=== DATA EXTRACT ===
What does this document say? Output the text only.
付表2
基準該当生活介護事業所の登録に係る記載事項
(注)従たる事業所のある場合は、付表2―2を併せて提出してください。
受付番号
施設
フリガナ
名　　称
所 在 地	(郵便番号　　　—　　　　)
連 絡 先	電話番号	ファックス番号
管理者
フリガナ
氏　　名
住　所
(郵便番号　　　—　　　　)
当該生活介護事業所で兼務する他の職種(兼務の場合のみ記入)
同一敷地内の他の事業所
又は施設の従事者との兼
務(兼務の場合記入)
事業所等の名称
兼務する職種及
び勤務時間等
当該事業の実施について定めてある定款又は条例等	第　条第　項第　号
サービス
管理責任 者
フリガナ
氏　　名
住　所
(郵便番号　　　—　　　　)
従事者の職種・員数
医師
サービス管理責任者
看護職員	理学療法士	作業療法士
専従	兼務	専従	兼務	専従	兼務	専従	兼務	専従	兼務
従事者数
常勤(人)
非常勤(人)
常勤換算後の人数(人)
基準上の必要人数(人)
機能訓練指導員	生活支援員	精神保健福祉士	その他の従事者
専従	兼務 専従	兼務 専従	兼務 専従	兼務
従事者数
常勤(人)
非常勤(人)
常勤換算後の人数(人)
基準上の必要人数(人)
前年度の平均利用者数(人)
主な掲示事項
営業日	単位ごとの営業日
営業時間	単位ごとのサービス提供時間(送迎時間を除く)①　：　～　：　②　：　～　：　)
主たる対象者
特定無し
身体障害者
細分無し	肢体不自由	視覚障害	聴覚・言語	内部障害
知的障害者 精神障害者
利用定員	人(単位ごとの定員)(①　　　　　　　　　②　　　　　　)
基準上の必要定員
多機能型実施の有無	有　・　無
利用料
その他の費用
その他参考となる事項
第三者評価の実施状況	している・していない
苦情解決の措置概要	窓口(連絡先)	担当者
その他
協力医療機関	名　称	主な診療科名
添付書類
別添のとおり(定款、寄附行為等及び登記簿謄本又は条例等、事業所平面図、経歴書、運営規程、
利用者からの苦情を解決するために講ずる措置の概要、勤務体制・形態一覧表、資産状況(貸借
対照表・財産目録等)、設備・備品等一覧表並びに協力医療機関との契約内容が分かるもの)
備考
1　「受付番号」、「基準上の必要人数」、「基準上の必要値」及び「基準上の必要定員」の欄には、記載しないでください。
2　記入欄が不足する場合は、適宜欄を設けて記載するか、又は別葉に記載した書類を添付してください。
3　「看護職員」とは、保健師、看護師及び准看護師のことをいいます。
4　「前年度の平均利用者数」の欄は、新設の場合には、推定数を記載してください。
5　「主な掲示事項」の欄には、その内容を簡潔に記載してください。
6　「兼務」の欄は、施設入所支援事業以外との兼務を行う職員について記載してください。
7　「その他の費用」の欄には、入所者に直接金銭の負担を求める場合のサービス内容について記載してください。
===
■ WHAT IS NEEDED
Check each line of the entries above for the word "基準上の必要定員". List the ones that have it.

■ EXERCISE SOLUTION
基準上の必要定員
1　「受付番号」、「基準上の必要人数」、「基準上の必要値」及び「基準上の必要定員」の欄には、記載しないでください。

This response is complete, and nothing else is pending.